Data to use:
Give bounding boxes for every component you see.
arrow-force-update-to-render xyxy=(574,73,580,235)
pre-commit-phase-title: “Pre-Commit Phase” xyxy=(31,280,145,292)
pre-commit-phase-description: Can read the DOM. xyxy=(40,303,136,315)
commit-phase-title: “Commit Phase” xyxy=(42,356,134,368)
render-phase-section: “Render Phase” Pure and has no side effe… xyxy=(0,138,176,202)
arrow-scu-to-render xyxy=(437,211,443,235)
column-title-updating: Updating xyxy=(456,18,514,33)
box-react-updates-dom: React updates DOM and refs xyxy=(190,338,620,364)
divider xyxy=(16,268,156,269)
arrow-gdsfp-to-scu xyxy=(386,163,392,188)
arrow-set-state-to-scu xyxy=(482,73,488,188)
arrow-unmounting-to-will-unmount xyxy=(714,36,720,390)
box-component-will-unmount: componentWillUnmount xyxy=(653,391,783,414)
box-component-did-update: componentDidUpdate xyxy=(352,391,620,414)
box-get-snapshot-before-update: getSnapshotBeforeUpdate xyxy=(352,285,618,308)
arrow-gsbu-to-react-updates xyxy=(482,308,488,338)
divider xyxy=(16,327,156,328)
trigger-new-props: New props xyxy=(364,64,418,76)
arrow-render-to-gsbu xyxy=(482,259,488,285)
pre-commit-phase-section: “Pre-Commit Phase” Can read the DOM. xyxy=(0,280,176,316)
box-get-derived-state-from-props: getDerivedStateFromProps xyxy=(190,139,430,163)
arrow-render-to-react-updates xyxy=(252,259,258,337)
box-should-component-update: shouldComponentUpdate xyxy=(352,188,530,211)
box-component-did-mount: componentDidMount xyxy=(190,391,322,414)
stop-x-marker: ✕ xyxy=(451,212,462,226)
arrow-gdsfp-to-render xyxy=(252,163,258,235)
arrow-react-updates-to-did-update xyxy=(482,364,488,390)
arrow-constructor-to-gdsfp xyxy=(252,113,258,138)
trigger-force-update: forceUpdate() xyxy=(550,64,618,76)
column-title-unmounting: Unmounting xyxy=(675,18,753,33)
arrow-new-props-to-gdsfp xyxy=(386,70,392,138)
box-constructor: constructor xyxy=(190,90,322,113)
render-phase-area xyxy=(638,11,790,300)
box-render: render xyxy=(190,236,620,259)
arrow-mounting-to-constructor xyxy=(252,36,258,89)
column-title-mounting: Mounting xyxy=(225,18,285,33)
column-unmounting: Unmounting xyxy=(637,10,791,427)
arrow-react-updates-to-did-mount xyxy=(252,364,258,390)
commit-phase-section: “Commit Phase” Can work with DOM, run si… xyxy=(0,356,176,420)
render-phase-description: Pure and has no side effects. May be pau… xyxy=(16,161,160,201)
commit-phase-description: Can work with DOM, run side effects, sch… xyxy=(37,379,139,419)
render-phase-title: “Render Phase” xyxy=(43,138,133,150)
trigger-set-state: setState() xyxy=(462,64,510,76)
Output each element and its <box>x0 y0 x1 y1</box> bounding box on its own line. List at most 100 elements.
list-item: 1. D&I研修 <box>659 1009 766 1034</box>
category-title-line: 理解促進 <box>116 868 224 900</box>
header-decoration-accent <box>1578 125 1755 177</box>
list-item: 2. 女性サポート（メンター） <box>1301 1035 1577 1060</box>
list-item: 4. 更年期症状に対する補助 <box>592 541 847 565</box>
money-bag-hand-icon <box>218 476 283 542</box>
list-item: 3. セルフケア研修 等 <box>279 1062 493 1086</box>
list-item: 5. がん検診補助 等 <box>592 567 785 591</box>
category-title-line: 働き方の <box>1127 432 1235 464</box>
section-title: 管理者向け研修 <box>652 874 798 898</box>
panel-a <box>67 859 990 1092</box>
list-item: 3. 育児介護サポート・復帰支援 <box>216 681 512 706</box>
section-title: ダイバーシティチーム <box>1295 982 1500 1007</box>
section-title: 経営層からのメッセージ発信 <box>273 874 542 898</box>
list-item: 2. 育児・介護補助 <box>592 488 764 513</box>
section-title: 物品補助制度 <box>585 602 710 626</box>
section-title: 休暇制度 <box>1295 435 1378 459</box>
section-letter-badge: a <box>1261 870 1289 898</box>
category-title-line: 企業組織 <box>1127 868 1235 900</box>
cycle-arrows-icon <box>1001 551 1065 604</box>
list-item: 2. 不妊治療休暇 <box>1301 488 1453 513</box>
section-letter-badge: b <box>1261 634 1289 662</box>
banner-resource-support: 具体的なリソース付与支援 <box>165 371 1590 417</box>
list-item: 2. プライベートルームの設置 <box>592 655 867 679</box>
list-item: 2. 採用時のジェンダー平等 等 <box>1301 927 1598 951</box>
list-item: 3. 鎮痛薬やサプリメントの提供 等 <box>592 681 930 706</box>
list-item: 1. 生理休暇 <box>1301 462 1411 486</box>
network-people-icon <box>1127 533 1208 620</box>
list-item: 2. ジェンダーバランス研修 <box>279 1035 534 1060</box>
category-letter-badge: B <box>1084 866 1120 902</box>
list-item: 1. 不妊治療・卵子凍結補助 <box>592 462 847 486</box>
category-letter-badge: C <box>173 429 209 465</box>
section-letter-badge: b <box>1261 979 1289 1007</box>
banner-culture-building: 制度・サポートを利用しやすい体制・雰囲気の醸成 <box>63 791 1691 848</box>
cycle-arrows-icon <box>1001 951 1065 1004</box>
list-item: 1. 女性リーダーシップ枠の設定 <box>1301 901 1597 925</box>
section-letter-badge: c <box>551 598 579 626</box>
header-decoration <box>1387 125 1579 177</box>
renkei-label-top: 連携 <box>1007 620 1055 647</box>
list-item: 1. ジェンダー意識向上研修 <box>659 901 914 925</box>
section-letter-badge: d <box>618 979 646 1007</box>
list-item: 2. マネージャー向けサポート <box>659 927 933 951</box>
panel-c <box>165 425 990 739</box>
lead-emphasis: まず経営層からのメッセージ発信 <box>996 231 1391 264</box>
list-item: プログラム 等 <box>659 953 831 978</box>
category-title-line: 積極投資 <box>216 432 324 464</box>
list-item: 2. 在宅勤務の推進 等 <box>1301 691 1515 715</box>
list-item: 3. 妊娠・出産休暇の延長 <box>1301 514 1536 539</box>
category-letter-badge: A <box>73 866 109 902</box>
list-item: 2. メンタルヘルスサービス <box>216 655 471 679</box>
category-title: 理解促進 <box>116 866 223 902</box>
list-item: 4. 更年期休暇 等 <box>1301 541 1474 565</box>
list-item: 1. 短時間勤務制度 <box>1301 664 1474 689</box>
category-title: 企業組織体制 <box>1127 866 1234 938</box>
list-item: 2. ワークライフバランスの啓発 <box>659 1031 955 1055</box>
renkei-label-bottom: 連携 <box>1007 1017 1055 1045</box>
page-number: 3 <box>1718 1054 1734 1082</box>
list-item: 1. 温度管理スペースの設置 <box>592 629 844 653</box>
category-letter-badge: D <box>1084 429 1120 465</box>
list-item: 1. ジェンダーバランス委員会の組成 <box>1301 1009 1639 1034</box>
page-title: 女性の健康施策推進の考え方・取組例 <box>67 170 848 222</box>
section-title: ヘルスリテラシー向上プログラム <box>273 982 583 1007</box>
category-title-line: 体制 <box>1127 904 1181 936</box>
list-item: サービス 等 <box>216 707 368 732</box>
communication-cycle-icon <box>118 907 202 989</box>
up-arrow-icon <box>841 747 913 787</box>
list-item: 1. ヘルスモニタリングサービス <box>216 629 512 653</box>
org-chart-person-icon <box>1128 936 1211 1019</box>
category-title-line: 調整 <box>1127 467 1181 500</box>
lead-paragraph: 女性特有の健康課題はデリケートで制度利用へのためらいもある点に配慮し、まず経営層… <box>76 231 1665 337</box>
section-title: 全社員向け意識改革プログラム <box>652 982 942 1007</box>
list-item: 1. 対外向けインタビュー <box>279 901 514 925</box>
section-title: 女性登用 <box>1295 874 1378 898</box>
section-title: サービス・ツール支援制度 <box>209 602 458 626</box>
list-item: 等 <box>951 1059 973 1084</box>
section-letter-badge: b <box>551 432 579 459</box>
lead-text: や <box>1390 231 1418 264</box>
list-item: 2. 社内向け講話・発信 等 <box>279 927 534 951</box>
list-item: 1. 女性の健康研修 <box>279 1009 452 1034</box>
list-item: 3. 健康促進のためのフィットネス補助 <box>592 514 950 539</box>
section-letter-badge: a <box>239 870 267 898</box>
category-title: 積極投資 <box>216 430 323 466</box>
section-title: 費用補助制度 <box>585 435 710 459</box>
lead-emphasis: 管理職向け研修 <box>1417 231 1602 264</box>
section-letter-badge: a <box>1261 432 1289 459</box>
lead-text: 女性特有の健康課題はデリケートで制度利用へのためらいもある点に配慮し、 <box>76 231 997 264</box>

To be done: Repeat the data word for word, starting with its first line and stopping after the line that contains "arrow-gdsfp-to-scu xyxy=(386,163,392,188)", with both of those lines included.

Answer for the task:
Give bounding boxes for every component you see.
arrow-force-update-to-render xyxy=(574,73,580,235)
pre-commit-phase-title: “Pre-Commit Phase” xyxy=(31,280,145,292)
pre-commit-phase-description: Can read the DOM. xyxy=(40,303,136,315)
commit-phase-title: “Commit Phase” xyxy=(42,356,134,368)
render-phase-section: “Render Phase” Pure and has no side effe… xyxy=(0,138,176,202)
arrow-scu-to-render xyxy=(437,211,443,235)
column-title-updating: Updating xyxy=(456,18,514,33)
box-react-updates-dom: React updates DOM and refs xyxy=(190,338,620,364)
divider xyxy=(16,268,156,269)
arrow-gdsfp-to-scu xyxy=(386,163,392,188)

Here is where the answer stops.